-- Required work --
Leave the pictures out and transcribe every record exactly.

[Data entries]
::::::

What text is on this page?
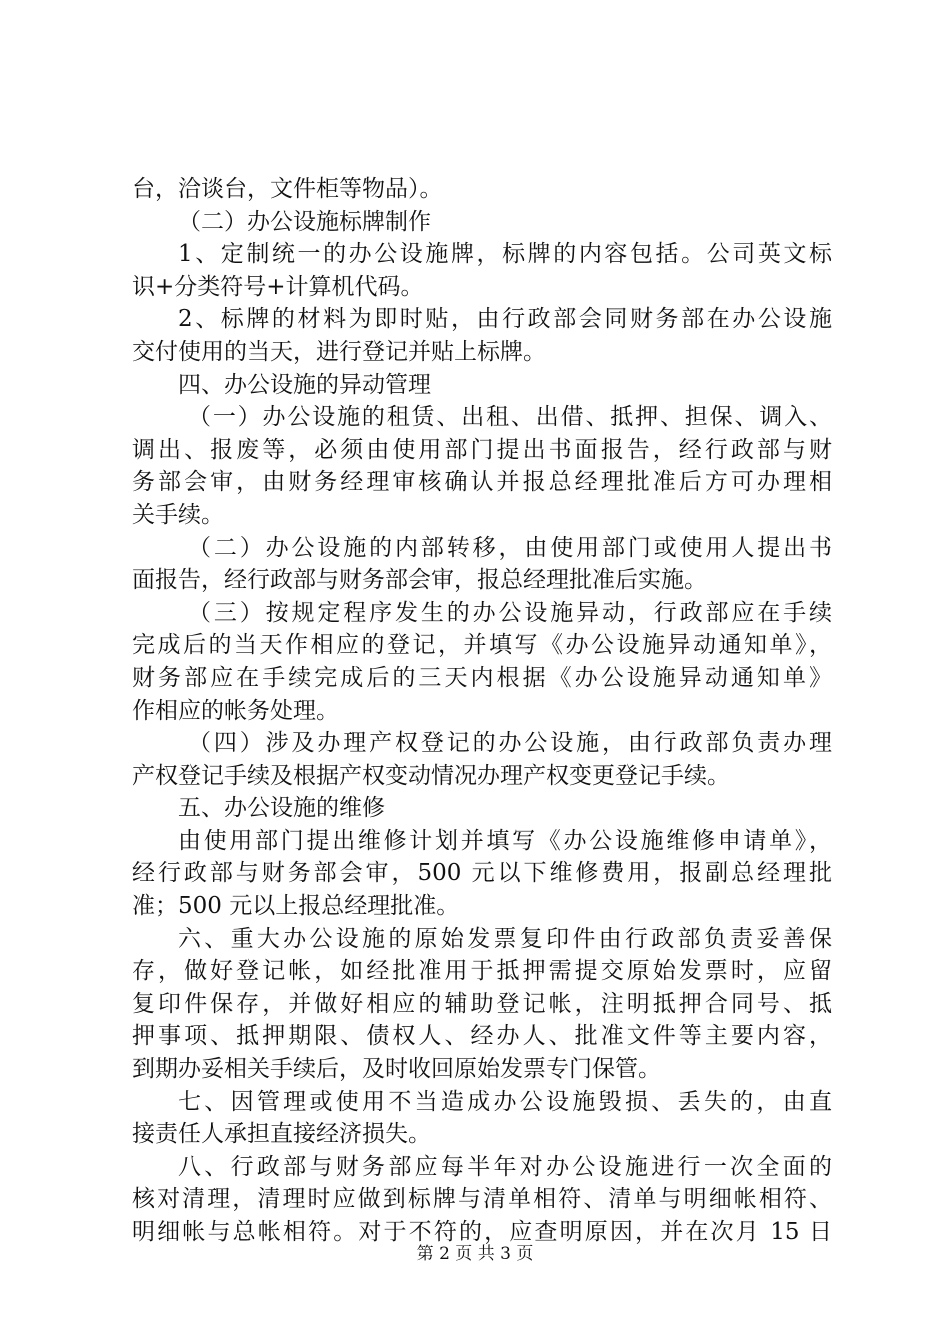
台，洽谈台，文件柜等物品）。
（二）办公设施标牌制作
1、定制统一的办公设施牌，标牌的内容包括。公司英文标
识+分类符号+计算机代码。
2、标牌的材料为即时贴，由行政部会同财务部在办公设施
交付使用的当天，进行登记并贴上标牌。
四、办公设施的异动管理
（一）办公设施的租赁、出租、出借、抵押、担保、调入、
调出、报废等，必须由使用部门提出书面报告，经行政部与财
务部会审，由财务经理审核确认并报总经理批准后方可办理相
关手续。
（二）办公设施的内部转移，由使用部门或使用人提出书
面报告，经行政部与财务部会审，报总经理批准后实施。
（三）按规定程序发生的办公设施异动，行政部应在手续
完成后的当天作相应的登记，并填写《办公设施异动通知单》，
财务部应在手续完成后的三天内根据《办公设施异动通知单》
作相应的帐务处理。
（四）涉及办理产权登记的办公设施，由行政部负责办理
产权登记手续及根据产权变动情况办理产权变更登记手续。
五、办公设施的维修
由使用部门提出维修计划并填写《办公设施维修申请单》，
经行政部与财务部会审，500 元以下维修费用，报副总经理批
准；500 元以上报总经理批准。
六、重大办公设施的原始发票复印件由行政部负责妥善保
存，做好登记帐，如经批准用于抵押需提交原始发票时，应留
复印件保存，并做好相应的辅助登记帐，注明抵押合同号、抵
押事项、抵押期限、债权人、经办人、批准文件等主要内容，
到期办妥相关手续后，及时收回原始发票专门保管。
七、因管理或使用不当造成办公设施毁损、丢失的，由直
接责任人承担直接经济损失。
八、行政部与财务部应每半年对办公设施进行一次全面的
核对清理，清理时应做到标牌与清单相符、清单与明细帐相符、
明细帐与总帐相符。对于不符的，应查明原因，并在次月 15 日
第 2 页 共 3 页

::::::

-- Solution for this task --
What text is on this page?
台，洽谈台，文件柜等物品）。
（二）办公设施标牌制作
1、定制统一的办公设施牌，标牌的内容包括。公司英文标
识+分类符号+计算机代码。
2、标牌的材料为即时贴，由行政部会同财务部在办公设施
交付使用的当天，进行登记并贴上标牌。
四、办公设施的异动管理
（一）办公设施的租赁、出租、出借、抵押、担保、调入、
调出、报废等，必须由使用部门提出书面报告，经行政部与财
务部会审，由财务经理审核确认并报总经理批准后方可办理相
关手续。
（二）办公设施的内部转移，由使用部门或使用人提出书
面报告，经行政部与财务部会审，报总经理批准后实施。
（三）按规定程序发生的办公设施异动，行政部应在手续
完成后的当天作相应的登记，并填写《办公设施异动通知单》，
财务部应在手续完成后的三天内根据《办公设施异动通知单》
作相应的帐务处理。
（四）涉及办理产权登记的办公设施，由行政部负责办理
产权登记手续及根据产权变动情况办理产权变更登记手续。
五、办公设施的维修
由使用部门提出维修计划并填写《办公设施维修申请单》，
经行政部与财务部会审，500 元以下维修费用，报副总经理批
准；500 元以上报总经理批准。
六、重大办公设施的原始发票复印件由行政部负责妥善保
存，做好登记帐，如经批准用于抵押需提交原始发票时，应留
复印件保存，并做好相应的辅助登记帐，注明抵押合同号、抵
押事项、抵押期限、债权人、经办人、批准文件等主要内容，
到期办妥相关手续后，及时收回原始发票专门保管。
七、因管理或使用不当造成办公设施毁损、丢失的，由直
接责任人承担直接经济损失。
八、行政部与财务部应每半年对办公设施进行一次全面的
核对清理，清理时应做到标牌与清单相符、清单与明细帐相符、
明细帐与总帐相符。对于不符的，应查明原因，并在次月 15 日
第 2 页 共 3 页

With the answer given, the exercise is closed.